Normal_10141
Ik weet inmiddels dat de rest van mijn leven uit pieken en dalen zal bestaan. Nu zult u denken dat geldt toch voor iedereen? Daar hebt u gelijk in, maar door mijn manies en depressies of sombere gedachten zal ik er misschien iets vaker mee worden geconfronteerd dan een iemand zonder deze diagnose. Dat lijkt misschien vervelend, zo zie ik dat niet. Ik klaag niet, want met de juiste hulp kan je er prima mee leven.
 

Door Nicolai van Doorn

In mijn vorige column gaf ik aan dat ik in een dal zat. Of nog erger dat ik helemaal weer terug bij af was. Zo voelde dat ook, maar zoals ik er nu naar kijk was dat toch niet helemaal waar. Ja, ik voelde me kut, had last van negatieve stemmen die alles wat ik deed met de grond gelijk maakte en dat maakte me somber en het verlangen naar de dood was weer sterk aanwezig.
 
Het ging dus slecht. Toch waren en zijn er ook lichtpuntjes in deze donkere dagen. Kleine lichtpuntjes waarvan ik moeite moest doen om ze te zien. Toch zag en zie ik ze. Dat geeft me moed om toch door te gaan en de strijd niet te staken. Ik besef dat ik in de periode dat het goed ging een goed fundament heb gelegd voor de toekomst. Dat ligt er en eigenlijk staan de muren ook. Nog geen dikke muren, maar dunnen muren. Ze staan er toch maar.

> _Getoonde rijen_:
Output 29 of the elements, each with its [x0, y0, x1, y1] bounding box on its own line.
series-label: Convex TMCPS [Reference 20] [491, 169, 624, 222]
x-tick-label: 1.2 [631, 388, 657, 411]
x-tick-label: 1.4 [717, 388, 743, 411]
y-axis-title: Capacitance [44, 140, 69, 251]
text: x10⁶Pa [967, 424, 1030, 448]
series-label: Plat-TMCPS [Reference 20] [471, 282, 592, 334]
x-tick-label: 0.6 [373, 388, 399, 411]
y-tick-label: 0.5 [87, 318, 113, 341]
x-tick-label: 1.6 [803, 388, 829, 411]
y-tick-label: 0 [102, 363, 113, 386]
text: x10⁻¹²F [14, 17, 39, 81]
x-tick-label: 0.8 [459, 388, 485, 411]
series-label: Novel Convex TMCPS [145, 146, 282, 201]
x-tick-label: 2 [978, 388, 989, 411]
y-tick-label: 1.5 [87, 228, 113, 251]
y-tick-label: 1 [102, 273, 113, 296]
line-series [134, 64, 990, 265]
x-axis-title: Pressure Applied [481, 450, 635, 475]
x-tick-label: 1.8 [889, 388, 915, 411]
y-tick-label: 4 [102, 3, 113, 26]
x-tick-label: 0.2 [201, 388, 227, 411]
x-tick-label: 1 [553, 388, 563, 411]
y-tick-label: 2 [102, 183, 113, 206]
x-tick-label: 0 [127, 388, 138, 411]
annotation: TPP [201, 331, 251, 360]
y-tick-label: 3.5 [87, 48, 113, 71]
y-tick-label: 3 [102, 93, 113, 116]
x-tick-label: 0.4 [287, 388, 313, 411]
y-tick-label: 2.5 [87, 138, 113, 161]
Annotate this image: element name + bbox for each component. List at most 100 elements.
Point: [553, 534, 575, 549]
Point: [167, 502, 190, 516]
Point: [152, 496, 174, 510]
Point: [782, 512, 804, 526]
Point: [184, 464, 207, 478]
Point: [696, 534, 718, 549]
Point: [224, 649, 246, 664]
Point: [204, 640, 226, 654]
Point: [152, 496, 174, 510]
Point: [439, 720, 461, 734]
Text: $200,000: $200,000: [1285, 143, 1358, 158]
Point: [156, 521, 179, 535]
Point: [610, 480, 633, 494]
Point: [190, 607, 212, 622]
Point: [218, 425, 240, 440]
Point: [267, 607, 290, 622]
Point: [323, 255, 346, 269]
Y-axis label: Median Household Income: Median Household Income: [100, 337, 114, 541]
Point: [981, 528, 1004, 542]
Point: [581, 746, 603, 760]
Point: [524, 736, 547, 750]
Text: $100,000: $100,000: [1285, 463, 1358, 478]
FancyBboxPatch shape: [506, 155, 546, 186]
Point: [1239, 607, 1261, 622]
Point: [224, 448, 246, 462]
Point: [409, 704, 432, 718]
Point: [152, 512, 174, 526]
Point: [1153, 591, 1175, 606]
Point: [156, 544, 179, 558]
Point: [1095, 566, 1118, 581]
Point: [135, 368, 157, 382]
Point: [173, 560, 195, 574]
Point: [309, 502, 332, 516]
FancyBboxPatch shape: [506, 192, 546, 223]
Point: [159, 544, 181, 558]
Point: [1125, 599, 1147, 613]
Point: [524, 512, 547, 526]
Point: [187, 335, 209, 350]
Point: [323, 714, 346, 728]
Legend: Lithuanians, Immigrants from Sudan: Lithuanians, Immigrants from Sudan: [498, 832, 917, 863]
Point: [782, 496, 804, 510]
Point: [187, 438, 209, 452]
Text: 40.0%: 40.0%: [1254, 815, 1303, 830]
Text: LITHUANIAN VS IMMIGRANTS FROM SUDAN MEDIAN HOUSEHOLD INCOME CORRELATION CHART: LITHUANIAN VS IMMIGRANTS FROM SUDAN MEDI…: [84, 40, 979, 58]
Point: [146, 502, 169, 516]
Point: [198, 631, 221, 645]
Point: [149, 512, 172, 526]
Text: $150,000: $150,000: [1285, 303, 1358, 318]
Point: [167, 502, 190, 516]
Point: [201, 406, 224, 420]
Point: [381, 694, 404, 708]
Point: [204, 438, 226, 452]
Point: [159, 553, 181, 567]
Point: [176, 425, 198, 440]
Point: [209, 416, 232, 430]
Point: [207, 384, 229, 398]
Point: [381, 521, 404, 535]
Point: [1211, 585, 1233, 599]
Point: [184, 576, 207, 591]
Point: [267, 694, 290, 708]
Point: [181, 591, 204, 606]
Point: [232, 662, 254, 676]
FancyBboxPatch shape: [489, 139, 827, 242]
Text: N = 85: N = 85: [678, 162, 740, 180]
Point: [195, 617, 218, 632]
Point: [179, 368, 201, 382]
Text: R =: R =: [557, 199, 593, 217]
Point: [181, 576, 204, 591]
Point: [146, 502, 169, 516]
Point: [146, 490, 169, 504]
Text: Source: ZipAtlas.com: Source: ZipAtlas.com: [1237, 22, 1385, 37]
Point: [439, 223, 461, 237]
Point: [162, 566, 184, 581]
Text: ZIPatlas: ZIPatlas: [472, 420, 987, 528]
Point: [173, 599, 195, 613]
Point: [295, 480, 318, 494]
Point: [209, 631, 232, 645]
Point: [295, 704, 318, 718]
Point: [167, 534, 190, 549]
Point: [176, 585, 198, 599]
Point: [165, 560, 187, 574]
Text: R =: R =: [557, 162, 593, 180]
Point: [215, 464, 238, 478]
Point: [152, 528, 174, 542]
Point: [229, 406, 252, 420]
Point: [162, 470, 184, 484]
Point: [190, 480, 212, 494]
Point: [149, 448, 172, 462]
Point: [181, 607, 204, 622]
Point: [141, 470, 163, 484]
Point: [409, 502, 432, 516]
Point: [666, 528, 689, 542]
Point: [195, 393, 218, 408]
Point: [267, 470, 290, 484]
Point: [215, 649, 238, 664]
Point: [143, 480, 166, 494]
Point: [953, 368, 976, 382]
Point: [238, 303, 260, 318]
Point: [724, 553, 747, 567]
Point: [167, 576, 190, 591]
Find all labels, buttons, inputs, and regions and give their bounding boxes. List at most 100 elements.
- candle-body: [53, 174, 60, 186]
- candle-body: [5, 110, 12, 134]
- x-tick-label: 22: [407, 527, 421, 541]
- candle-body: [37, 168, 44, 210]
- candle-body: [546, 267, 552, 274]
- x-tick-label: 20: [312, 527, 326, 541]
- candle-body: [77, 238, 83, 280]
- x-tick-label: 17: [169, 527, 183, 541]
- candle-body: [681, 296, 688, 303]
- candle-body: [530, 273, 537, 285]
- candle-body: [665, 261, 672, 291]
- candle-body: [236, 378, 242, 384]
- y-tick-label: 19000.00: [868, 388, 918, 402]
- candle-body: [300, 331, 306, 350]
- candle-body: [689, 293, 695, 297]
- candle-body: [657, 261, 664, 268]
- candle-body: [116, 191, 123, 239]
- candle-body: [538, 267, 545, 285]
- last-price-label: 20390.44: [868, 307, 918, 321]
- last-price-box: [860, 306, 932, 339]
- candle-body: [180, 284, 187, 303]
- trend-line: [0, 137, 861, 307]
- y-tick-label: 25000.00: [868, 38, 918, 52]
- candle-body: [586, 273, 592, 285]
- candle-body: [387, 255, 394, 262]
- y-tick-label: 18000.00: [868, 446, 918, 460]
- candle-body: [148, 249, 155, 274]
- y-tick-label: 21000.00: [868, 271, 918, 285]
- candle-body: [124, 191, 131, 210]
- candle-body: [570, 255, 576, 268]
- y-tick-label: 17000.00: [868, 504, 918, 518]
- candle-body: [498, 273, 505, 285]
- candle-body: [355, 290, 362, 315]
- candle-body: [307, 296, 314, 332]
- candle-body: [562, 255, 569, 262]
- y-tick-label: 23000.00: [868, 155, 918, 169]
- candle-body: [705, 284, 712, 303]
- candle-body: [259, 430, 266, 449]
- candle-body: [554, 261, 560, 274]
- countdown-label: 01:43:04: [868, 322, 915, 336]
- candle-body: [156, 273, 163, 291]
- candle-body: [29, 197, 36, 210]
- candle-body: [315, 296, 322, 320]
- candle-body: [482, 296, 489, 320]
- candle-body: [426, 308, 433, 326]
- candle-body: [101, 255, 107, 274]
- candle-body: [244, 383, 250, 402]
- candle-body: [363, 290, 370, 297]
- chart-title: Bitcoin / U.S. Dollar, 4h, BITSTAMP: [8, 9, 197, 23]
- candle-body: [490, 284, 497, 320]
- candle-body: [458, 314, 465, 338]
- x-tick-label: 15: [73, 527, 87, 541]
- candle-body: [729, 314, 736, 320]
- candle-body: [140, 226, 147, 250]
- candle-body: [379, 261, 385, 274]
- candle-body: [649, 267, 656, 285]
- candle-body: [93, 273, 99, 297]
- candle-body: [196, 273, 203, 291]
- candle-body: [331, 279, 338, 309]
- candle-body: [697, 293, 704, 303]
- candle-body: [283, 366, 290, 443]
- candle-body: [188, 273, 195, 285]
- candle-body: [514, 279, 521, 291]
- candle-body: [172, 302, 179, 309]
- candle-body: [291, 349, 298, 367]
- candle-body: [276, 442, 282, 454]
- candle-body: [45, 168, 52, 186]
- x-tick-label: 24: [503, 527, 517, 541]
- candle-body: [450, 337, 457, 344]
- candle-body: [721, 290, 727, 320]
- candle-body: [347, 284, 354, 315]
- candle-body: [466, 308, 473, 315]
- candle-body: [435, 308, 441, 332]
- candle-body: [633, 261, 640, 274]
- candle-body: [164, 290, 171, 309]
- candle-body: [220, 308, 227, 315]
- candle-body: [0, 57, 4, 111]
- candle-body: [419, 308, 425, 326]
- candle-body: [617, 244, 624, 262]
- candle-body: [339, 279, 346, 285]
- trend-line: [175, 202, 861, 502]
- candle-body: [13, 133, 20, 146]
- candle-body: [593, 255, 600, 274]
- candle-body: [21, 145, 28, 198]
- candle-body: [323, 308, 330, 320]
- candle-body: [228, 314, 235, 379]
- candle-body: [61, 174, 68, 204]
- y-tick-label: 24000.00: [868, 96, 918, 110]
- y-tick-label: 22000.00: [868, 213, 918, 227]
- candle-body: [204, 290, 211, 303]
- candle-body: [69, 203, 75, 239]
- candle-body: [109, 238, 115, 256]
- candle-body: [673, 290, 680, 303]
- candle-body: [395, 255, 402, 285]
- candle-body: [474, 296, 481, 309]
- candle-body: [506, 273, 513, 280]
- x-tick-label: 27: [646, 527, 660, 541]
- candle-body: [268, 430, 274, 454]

> _Te doen_:
1. Haal uit de column letterlijk het stuk tussen "Door Nicolai van" en "er toch maar.", beide meegerekend.
2. Beantwoord de volgende vragen over de column.
(a) In welke toestand zat de schrijver volgens de vorige column?
(b) Wat geeft de schrijver moed om door te gaan en de strijd niet te staken?
(c) Waarmee kun je volgens de schrijver prima met de pieken en dalen leven?
3. Leg in één tot drie zinnen uit waarom de schrijver van de column verwacht vaker met pieken en dalen te maken te krijgen dan iemand anders.

> _Antwoorden_:
1.
Door Nicolai van Doorn

In mijn vorige column gaf ik aan dat ik in een dal zat. Of nog erger dat ik helemaal weer terug bij af was. Zo voelde dat ook, maar zoals ik er nu naar kijk was dat toch niet helemaal waar. Ja, ik voelde me kut, had last van negatieve stemmen die alles wat ik deed met de grond gelijk maakte en dat maakte me somber en het verlangen naar de dood was weer sterk aanwezig.
 
Het ging dus slecht. Toch waren en zijn er ook lichtpuntjes in deze donkere dagen. Kleine lichtpuntjes waarvan ik moeite moest doen om ze te zien. Toch zag en zie ik ze. Dat geeft me moed om toch door te gaan en de strijd niet te staken. Ik besef dat ik in de periode dat het goed ging een goed fundament heb gelegd voor de toekomst. Dat ligt er en eigenlijk staan de muren ook. Nog geen dikke muren, maar dunnen muren. Ze staan er toch maar.

2.
(a) In een dal.
(b) De kleine lichtpuntjes in de donkere dagen.
(c) Met de juiste hulp.

3. De schrijver heeft manies en depressies of sombere gedachten. Door die diagnose verwacht de schrijver er misschien vaker mee geconfronteerd te worden dan iemand zonder die diagnose.